Extract the text of every entry below exactly; leave images out.

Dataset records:

►

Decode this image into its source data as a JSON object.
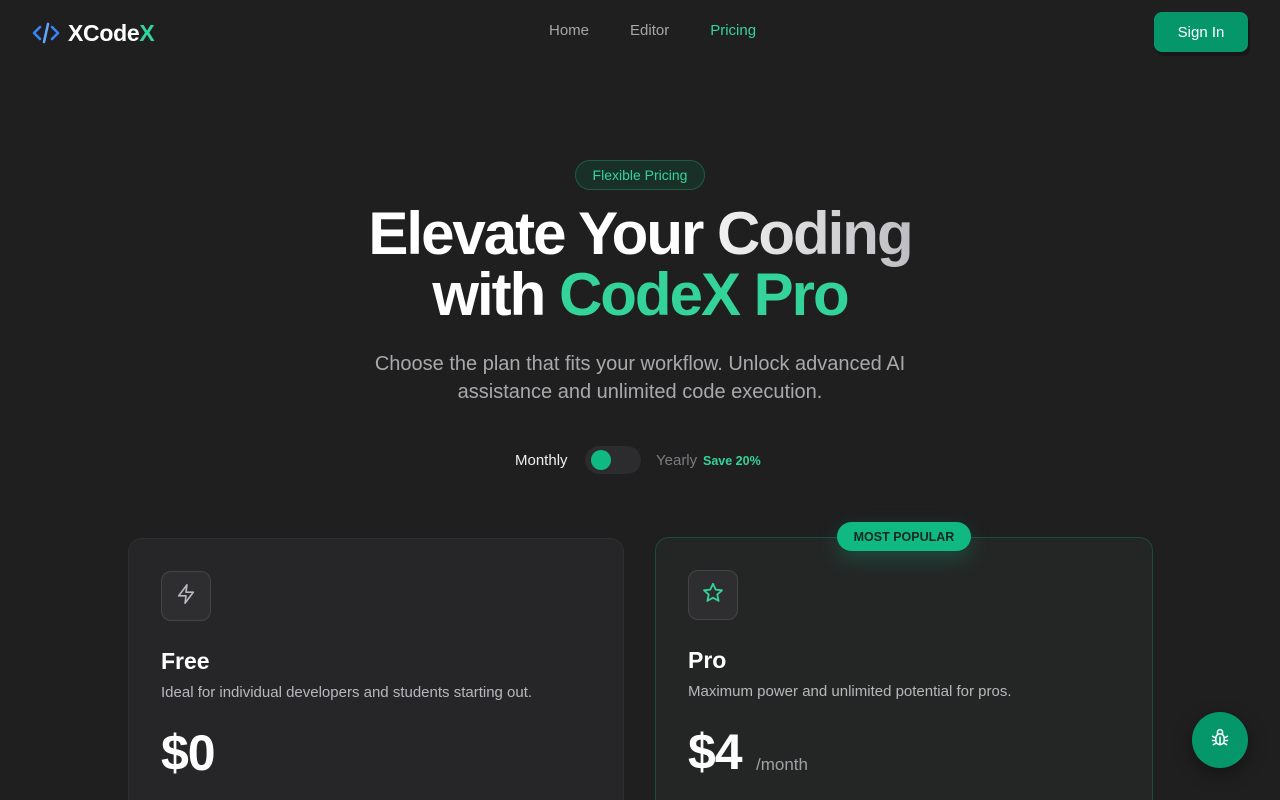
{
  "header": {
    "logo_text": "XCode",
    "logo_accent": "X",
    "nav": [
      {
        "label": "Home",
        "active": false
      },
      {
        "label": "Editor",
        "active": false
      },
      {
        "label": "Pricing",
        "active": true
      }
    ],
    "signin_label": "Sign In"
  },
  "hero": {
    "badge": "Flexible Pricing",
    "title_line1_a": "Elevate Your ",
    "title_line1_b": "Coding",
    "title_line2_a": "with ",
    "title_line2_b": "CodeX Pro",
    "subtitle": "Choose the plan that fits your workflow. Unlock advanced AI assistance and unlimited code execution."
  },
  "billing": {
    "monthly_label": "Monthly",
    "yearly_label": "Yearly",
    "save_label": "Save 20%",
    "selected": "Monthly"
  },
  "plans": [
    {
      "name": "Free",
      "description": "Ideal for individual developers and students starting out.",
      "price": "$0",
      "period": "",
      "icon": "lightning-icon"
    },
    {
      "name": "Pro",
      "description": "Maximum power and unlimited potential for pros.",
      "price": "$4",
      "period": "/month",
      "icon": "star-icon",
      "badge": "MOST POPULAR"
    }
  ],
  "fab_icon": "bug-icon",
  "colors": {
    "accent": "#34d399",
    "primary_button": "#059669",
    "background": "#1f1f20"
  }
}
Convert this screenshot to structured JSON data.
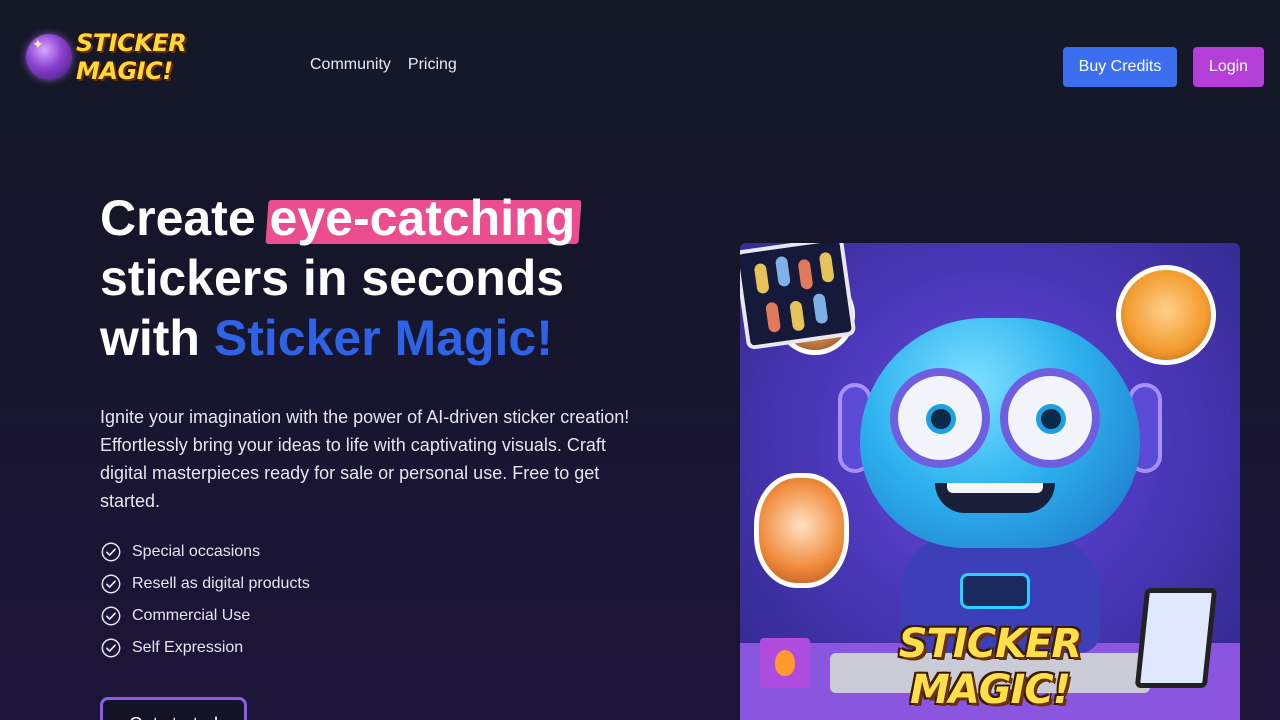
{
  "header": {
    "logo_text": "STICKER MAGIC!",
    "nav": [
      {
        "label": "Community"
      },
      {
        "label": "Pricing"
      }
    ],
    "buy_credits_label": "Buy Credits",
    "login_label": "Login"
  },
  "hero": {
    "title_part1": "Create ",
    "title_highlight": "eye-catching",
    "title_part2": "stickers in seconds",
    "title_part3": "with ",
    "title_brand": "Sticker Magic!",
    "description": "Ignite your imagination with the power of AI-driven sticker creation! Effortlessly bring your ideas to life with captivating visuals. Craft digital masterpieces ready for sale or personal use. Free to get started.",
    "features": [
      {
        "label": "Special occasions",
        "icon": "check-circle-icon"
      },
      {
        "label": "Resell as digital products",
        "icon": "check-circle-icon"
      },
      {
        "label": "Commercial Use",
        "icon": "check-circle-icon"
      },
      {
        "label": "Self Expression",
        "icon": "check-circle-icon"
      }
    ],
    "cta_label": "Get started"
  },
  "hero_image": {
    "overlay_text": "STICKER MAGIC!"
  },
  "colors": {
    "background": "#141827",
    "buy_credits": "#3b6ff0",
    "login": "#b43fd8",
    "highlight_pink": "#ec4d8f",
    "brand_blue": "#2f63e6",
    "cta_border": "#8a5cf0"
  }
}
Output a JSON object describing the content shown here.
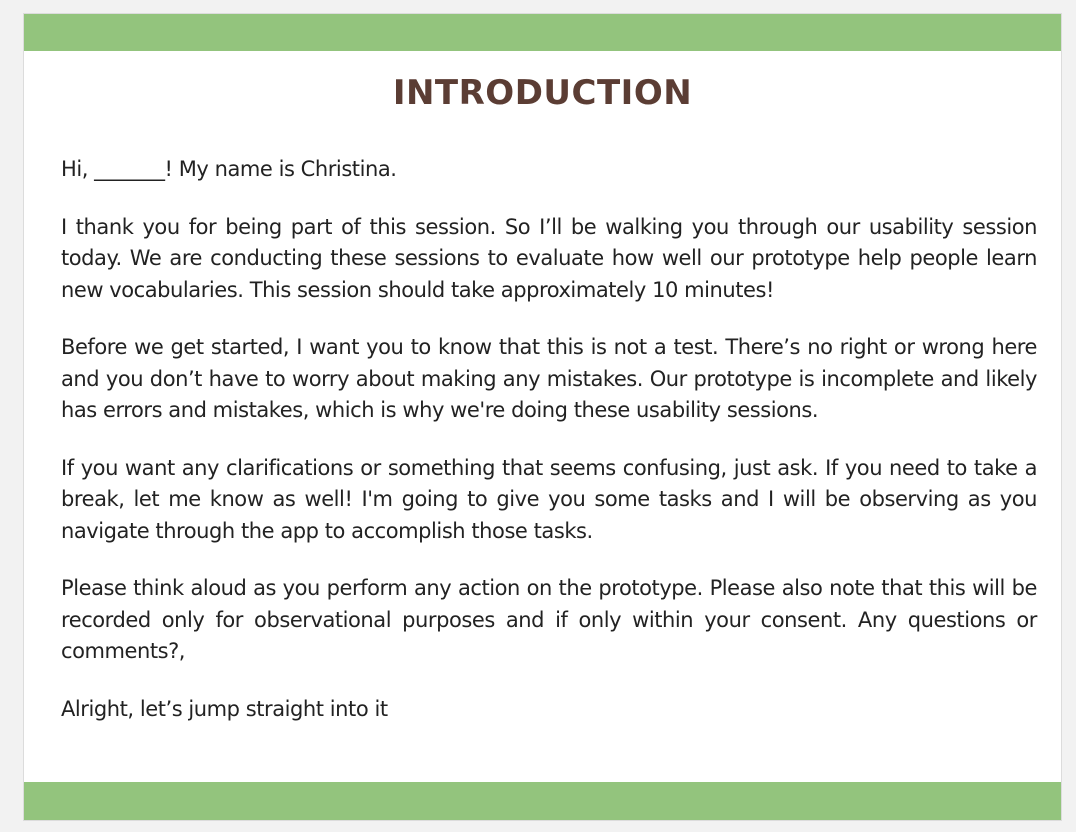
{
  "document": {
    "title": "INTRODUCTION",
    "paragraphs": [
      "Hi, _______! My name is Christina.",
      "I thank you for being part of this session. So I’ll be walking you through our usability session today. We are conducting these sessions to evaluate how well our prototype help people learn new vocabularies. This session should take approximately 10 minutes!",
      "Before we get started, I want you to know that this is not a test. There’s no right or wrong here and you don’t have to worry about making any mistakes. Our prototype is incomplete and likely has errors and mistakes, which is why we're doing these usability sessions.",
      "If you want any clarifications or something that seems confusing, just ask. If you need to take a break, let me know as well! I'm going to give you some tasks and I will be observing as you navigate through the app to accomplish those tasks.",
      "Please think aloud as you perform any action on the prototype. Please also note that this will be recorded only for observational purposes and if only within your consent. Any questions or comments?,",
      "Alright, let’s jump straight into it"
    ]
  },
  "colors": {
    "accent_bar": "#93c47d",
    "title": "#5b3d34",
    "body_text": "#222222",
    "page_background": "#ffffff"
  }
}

◄

*THE ANSWER*.
Decode this image into its source data as a JSON object.
{
  "header": {
    "logo_text": "XCode",
    "logo_accent": "X",
    "nav": [
      {
        "label": "Home",
        "active": false
      },
      {
        "label": "Editor",
        "active": false
      },
      {
        "label": "Pricing",
        "active": true
      }
    ],
    "signin_label": "Sign In"
  },
  "hero": {
    "badge": "Flexible Pricing",
    "title_line1_a": "Elevate Your ",
    "title_line1_b": "Coding",
    "title_line2_a": "with ",
    "title_line2_b": "CodeX Pro",
    "subtitle": "Choose the plan that fits your workflow. Unlock advanced AI assistance and unlimited code execution."
  },
  "billing": {
    "monthly_label": "Monthly",
    "yearly_label": "Yearly",
    "save_label": "Save 20%",
    "selected": "Monthly"
  },
  "plans": [
    {
      "name": "Free",
      "description": "Ideal for individual developers and students starting out.",
      "price": "$0",
      "period": "",
      "icon": "lightning-icon"
    },
    {
      "name": "Pro",
      "description": "Maximum power and unlimited potential for pros.",
      "price": "$4",
      "period": "/month",
      "icon": "star-icon",
      "badge": "MOST POPULAR"
    }
  ],
  "fab_icon": "bug-icon",
  "colors": {
    "accent": "#34d399",
    "primary_button": "#059669",
    "background": "#1f1f20"
  }
}
Convert this screenshot to structured JSON data.
{
  "header": {
    "logo_text": "STICKER MAGIC!",
    "nav": [
      {
        "label": "Community"
      },
      {
        "label": "Pricing"
      }
    ],
    "buy_credits_label": "Buy Credits",
    "login_label": "Login"
  },
  "hero": {
    "title_part1": "Create ",
    "title_highlight": "eye-catching",
    "title_part2": "stickers in seconds",
    "title_part3": "with ",
    "title_brand": "Sticker Magic!",
    "description": "Ignite your imagination with the power of AI-driven sticker creation! Effortlessly bring your ideas to life with captivating visuals. Craft digital masterpieces ready for sale or personal use. Free to get started.",
    "features": [
      {
        "label": "Special occasions",
        "icon": "check-circle-icon"
      },
      {
        "label": "Resell as digital products",
        "icon": "check-circle-icon"
      },
      {
        "label": "Commercial Use",
        "icon": "check-circle-icon"
      },
      {
        "label": "Self Expression",
        "icon": "check-circle-icon"
      }
    ],
    "cta_label": "Get started"
  },
  "hero_image": {
    "overlay_text": "STICKER MAGIC!"
  },
  "colors": {
    "background": "#141827",
    "buy_credits": "#3b6ff0",
    "login": "#b43fd8",
    "highlight_pink": "#ec4d8f",
    "brand_blue": "#2f63e6",
    "cta_border": "#8a5cf0"
  }
}
Output a JSON object describing the content shown here.
{
  "document": {
    "title": "INTRODUCTION",
    "paragraphs": [
      "Hi, _______! My name is Christina.",
      "I thank you for being part of this session. So I’ll be walking you through our usability session today. We are conducting these sessions to evaluate how well our prototype help people learn new vocabularies. This session should take approximately 10 minutes!",
      "Before we get started, I want you to know that this is not a test. There’s no right or wrong here and you don’t have to worry about making any mistakes. Our prototype is incomplete and likely has errors and mistakes, which is why we're doing these usability sessions.",
      "If you want any clarifications or something that seems confusing, just ask. If you need to take a break, let me know as well! I'm going to give you some tasks and I will be observing as you navigate through the app to accomplish those tasks.",
      "Please think aloud as you perform any action on the prototype. Please also note that this will be recorded only for observational purposes and if only within your consent. Any questions or comments?,",
      "Alright, let’s jump straight into it"
    ]
  },
  "colors": {
    "accent_bar": "#93c47d",
    "title": "#5b3d34",
    "body_text": "#222222",
    "page_background": "#ffffff"
  }
}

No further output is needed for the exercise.